Data shown:
-- start --

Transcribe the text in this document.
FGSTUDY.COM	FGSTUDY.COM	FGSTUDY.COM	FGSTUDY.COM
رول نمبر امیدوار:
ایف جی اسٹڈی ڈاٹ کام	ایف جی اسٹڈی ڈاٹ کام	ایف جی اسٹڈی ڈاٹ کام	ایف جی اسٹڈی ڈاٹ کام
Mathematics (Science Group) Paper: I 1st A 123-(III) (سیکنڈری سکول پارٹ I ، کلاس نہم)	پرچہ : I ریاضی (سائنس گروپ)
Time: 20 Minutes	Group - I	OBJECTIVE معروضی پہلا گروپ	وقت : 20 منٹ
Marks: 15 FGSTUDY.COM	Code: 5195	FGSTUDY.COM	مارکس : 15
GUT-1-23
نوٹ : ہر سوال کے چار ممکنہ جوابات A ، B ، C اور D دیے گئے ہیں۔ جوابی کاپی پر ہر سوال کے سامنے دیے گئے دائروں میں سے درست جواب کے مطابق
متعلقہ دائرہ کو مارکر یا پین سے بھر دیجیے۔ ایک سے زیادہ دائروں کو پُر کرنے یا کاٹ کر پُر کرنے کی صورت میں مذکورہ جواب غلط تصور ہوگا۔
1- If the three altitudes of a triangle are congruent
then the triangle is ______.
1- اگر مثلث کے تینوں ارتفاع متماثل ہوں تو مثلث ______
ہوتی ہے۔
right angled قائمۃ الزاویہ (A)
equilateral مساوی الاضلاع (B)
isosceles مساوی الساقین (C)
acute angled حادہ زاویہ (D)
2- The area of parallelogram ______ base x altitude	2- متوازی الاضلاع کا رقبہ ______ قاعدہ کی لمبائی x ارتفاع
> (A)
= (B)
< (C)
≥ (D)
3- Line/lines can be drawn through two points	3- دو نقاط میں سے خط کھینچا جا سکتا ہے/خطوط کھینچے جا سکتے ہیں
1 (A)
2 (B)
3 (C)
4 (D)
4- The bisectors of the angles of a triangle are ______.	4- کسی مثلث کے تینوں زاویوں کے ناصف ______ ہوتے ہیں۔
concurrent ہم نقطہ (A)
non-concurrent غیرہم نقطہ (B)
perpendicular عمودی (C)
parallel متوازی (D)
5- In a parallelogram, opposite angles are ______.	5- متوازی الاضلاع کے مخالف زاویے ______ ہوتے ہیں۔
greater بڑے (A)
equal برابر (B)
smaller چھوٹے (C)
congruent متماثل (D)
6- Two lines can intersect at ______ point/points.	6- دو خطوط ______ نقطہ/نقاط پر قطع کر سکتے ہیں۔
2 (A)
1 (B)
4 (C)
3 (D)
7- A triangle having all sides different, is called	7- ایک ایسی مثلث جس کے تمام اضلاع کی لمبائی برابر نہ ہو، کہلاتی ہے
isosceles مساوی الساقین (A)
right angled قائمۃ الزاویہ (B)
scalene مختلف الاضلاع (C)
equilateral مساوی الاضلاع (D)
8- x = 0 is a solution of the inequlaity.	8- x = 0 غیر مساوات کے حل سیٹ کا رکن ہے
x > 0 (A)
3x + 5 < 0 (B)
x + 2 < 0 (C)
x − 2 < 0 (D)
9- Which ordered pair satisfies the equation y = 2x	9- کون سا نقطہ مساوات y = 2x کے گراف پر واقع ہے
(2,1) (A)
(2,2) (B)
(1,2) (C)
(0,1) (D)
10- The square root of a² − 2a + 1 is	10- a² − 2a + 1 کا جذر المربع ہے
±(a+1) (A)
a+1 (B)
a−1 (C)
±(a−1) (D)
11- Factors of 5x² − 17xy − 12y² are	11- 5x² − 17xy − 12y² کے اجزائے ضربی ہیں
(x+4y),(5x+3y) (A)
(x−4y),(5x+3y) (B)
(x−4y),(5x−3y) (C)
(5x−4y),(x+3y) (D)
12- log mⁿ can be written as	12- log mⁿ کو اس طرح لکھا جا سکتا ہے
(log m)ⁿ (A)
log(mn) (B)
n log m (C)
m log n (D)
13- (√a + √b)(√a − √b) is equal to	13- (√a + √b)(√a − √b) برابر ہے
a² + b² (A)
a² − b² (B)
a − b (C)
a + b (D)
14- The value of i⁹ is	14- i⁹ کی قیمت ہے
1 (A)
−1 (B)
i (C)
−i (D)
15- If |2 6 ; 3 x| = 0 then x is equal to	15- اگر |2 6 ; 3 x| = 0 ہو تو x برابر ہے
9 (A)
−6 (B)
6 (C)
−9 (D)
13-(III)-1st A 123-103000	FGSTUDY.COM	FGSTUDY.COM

-- end --

Exercise task: Among the lines above, count those containing the word "Group" and give nothing but the result.

Exercise answer: 2